**** RECORD SET

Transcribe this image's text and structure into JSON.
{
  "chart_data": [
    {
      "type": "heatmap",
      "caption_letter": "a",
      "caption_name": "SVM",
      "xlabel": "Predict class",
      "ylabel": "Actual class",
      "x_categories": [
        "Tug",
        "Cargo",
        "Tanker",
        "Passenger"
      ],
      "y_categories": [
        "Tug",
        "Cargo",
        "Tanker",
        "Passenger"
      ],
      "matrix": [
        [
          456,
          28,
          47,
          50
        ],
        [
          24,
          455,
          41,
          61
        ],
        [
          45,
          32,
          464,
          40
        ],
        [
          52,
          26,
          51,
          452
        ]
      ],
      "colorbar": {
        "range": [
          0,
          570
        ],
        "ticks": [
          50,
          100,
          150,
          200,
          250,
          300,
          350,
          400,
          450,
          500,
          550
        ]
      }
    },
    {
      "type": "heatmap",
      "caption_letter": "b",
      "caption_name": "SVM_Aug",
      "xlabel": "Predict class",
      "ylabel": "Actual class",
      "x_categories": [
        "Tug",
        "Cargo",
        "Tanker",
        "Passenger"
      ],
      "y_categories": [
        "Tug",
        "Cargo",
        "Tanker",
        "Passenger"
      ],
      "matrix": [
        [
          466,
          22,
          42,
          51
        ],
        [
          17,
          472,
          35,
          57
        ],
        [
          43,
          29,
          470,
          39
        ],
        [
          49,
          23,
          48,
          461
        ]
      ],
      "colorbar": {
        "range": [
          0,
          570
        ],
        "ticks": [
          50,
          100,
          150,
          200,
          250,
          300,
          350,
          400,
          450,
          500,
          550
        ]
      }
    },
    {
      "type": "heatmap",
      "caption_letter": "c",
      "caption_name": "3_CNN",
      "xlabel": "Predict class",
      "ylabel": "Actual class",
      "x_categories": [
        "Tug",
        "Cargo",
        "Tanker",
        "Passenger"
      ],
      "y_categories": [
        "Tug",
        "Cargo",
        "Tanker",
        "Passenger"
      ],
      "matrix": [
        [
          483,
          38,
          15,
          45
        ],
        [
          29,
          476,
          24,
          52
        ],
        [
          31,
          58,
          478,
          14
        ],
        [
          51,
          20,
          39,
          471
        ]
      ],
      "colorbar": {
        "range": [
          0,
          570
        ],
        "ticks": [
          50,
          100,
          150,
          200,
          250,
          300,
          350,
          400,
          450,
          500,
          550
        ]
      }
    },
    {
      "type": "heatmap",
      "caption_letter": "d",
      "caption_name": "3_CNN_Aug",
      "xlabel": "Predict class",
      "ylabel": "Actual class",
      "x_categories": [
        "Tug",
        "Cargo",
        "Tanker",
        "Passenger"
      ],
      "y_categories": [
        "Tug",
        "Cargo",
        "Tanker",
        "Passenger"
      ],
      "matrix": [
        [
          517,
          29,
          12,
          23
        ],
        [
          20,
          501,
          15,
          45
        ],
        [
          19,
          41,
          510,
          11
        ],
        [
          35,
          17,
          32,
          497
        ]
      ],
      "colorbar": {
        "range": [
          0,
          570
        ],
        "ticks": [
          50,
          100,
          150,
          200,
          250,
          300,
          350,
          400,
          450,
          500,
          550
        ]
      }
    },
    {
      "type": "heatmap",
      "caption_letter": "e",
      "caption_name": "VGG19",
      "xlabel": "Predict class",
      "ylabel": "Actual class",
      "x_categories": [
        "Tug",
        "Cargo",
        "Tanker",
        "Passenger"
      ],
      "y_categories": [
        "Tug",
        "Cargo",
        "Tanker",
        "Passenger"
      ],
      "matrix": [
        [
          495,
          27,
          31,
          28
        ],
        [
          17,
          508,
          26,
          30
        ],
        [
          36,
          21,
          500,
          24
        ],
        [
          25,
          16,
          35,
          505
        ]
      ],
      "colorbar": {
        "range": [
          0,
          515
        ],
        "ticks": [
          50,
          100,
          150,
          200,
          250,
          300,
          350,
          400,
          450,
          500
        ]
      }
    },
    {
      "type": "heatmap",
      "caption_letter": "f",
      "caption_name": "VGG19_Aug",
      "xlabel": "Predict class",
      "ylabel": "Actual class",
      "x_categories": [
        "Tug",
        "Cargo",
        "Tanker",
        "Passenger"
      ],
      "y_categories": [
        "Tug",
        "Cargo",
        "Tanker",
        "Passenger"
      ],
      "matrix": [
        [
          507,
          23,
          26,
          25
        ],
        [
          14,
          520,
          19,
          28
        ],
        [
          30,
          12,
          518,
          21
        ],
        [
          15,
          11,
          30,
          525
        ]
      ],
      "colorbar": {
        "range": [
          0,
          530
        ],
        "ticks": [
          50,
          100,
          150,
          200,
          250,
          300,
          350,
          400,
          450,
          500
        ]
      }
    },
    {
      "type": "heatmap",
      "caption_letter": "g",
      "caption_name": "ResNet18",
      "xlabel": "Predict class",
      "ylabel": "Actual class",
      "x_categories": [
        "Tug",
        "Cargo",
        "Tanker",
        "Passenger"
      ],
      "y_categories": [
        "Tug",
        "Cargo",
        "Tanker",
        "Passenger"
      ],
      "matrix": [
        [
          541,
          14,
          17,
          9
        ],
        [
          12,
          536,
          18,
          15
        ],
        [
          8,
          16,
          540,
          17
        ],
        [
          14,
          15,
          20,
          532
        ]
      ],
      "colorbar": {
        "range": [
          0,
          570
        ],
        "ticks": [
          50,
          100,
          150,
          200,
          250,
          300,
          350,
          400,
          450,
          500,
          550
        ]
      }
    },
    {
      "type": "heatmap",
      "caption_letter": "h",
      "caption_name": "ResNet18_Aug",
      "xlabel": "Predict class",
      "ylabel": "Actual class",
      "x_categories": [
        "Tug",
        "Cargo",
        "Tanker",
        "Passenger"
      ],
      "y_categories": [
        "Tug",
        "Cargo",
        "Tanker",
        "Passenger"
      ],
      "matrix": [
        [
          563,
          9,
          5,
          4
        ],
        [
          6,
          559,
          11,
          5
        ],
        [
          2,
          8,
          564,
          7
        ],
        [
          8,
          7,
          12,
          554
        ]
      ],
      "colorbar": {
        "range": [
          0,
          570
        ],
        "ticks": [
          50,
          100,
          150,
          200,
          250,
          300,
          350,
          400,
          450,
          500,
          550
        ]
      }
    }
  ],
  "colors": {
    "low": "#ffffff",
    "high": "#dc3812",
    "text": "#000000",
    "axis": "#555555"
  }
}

********

*GOAL OF THE EXERCISE:* Copy out the full listing exactly.

*PROBLEM SOLUTION:*
Transcribe this image's text and structure into JSON.
{
  "chart_data": [
    {
      "type": "heatmap",
      "caption_letter": "a",
      "caption_name": "SVM",
      "xlabel": "Predict class",
      "ylabel": "Actual class",
      "x_categories": [
        "Tug",
        "Cargo",
        "Tanker",
        "Passenger"
      ],
      "y_categories": [
        "Tug",
        "Cargo",
        "Tanker",
        "Passenger"
      ],
      "matrix": [
        [
          456,
          28,
          47,
          50
        ],
        [
          24,
          455,
          41,
          61
        ],
        [
          45,
          32,
          464,
          40
        ],
        [
          52,
          26,
          51,
          452
        ]
      ],
      "colorbar": {
        "range": [
          0,
          570
        ],
        "ticks": [
          50,
          100,
          150,
          200,
          250,
          300,
          350,
          400,
          450,
          500,
          550
        ]
      }
    },
    {
      "type": "heatmap",
      "caption_letter": "b",
      "caption_name": "SVM_Aug",
      "xlabel": "Predict class",
      "ylabel": "Actual class",
      "x_categories": [
        "Tug",
        "Cargo",
        "Tanker",
        "Passenger"
      ],
      "y_categories": [
        "Tug",
        "Cargo",
        "Tanker",
        "Passenger"
      ],
      "matrix": [
        [
          466,
          22,
          42,
          51
        ],
        [
          17,
          472,
          35,
          57
        ],
        [
          43,
          29,
          470,
          39
        ],
        [
          49,
          23,
          48,
          461
        ]
      ],
      "colorbar": {
        "range": [
          0,
          570
        ],
        "ticks": [
          50,
          100,
          150,
          200,
          250,
          300,
          350,
          400,
          450,
          500,
          550
        ]
      }
    },
    {
      "type": "heatmap",
      "caption_letter": "c",
      "caption_name": "3_CNN",
      "xlabel": "Predict class",
      "ylabel": "Actual class",
      "x_categories": [
        "Tug",
        "Cargo",
        "Tanker",
        "Passenger"
      ],
      "y_categories": [
        "Tug",
        "Cargo",
        "Tanker",
        "Passenger"
      ],
      "matrix": [
        [
          483,
          38,
          15,
          45
        ],
        [
          29,
          476,
          24,
          52
        ],
        [
          31,
          58,
          478,
          14
        ],
        [
          51,
          20,
          39,
          471
        ]
      ],
      "colorbar": {
        "range": [
          0,
          570
        ],
        "ticks": [
          50,
          100,
          150,
          200,
          250,
          300,
          350,
          400,
          450,
          500,
          550
        ]
      }
    },
    {
      "type": "heatmap",
      "caption_letter": "d",
      "caption_name": "3_CNN_Aug",
      "xlabel": "Predict class",
      "ylabel": "Actual class",
      "x_categories": [
        "Tug",
        "Cargo",
        "Tanker",
        "Passenger"
      ],
      "y_categories": [
        "Tug",
        "Cargo",
        "Tanker",
        "Passenger"
      ],
      "matrix": [
        [
          517,
          29,
          12,
          23
        ],
        [
          20,
          501,
          15,
          45
        ],
        [
          19,
          41,
          510,
          11
        ],
        [
          35,
          17,
          32,
          497
        ]
      ],
      "colorbar": {
        "range": [
          0,
          570
        ],
        "ticks": [
          50,
          100,
          150,
          200,
          250,
          300,
          350,
          400,
          450,
          500,
          550
        ]
      }
    },
    {
      "type": "heatmap",
      "caption_letter": "e",
      "caption_name": "VGG19",
      "xlabel": "Predict class",
      "ylabel": "Actual class",
      "x_categories": [
        "Tug",
        "Cargo",
        "Tanker",
        "Passenger"
      ],
      "y_categories": [
        "Tug",
        "Cargo",
        "Tanker",
        "Passenger"
      ],
      "matrix": [
        [
          495,
          27,
          31,
          28
        ],
        [
          17,
          508,
          26,
          30
        ],
        [
          36,
          21,
          500,
          24
        ],
        [
          25,
          16,
          35,
          505
        ]
      ],
      "colorbar": {
        "range": [
          0,
          515
        ],
        "ticks": [
          50,
          100,
          150,
          200,
          250,
          300,
          350,
          400,
          450,
          500
        ]
      }
    },
    {
      "type": "heatmap",
      "caption_letter": "f",
      "caption_name": "VGG19_Aug",
      "xlabel": "Predict class",
      "ylabel": "Actual class",
      "x_categories": [
        "Tug",
        "Cargo",
        "Tanker",
        "Passenger"
      ],
      "y_categories": [
        "Tug",
        "Cargo",
        "Tanker",
        "Passenger"
      ],
      "matrix": [
        [
          507,
          23,
          26,
          25
        ],
        [
          14,
          520,
          19,
          28
        ],
        [
          30,
          12,
          518,
          21
        ],
        [
          15,
          11,
          30,
          525
        ]
      ],
      "colorbar": {
        "range": [
          0,
          530
        ],
        "ticks": [
          50,
          100,
          150,
          200,
          250,
          300,
          350,
          400,
          450,
          500
        ]
      }
    },
    {
      "type": "heatmap",
      "caption_letter": "g",
      "caption_name": "ResNet18",
      "xlabel": "Predict class",
      "ylabel": "Actual class",
      "x_categories": [
        "Tug",
        "Cargo",
        "Tanker",
        "Passenger"
      ],
      "y_categories": [
        "Tug",
        "Cargo",
        "Tanker",
        "Passenger"
      ],
      "matrix": [
        [
          541,
          14,
          17,
          9
        ],
        [
          12,
          536,
          18,
          15
        ],
        [
          8,
          16,
          540,
          17
        ],
        [
          14,
          15,
          20,
          532
        ]
      ],
      "colorbar": {
        "range": [
          0,
          570
        ],
        "ticks": [
          50,
          100,
          150,
          200,
          250,
          300,
          350,
          400,
          450,
          500,
          550
        ]
      }
    },
    {
      "type": "heatmap",
      "caption_letter": "h",
      "caption_name": "ResNet18_Aug",
      "xlabel": "Predict class",
      "ylabel": "Actual class",
      "x_categories": [
        "Tug",
        "Cargo",
        "Tanker",
        "Passenger"
      ],
      "y_categories": [
        "Tug",
        "Cargo",
        "Tanker",
        "Passenger"
      ],
      "matrix": [
        [
          563,
          9,
          5,
          4
        ],
        [
          6,
          559,
          11,
          5
        ],
        [
          2,
          8,
          564,
          7
        ],
        [
          8,
          7,
          12,
          554
        ]
      ],
      "colorbar": {
        "range": [
          0,
          570
        ],
        "ticks": [
          50,
          100,
          150,
          200,
          250,
          300,
          350,
          400,
          450,
          500,
          550
        ]
      }
    }
  ],
  "colors": {
    "low": "#ffffff",
    "high": "#dc3812",
    "text": "#000000",
    "axis": "#555555"
  }
}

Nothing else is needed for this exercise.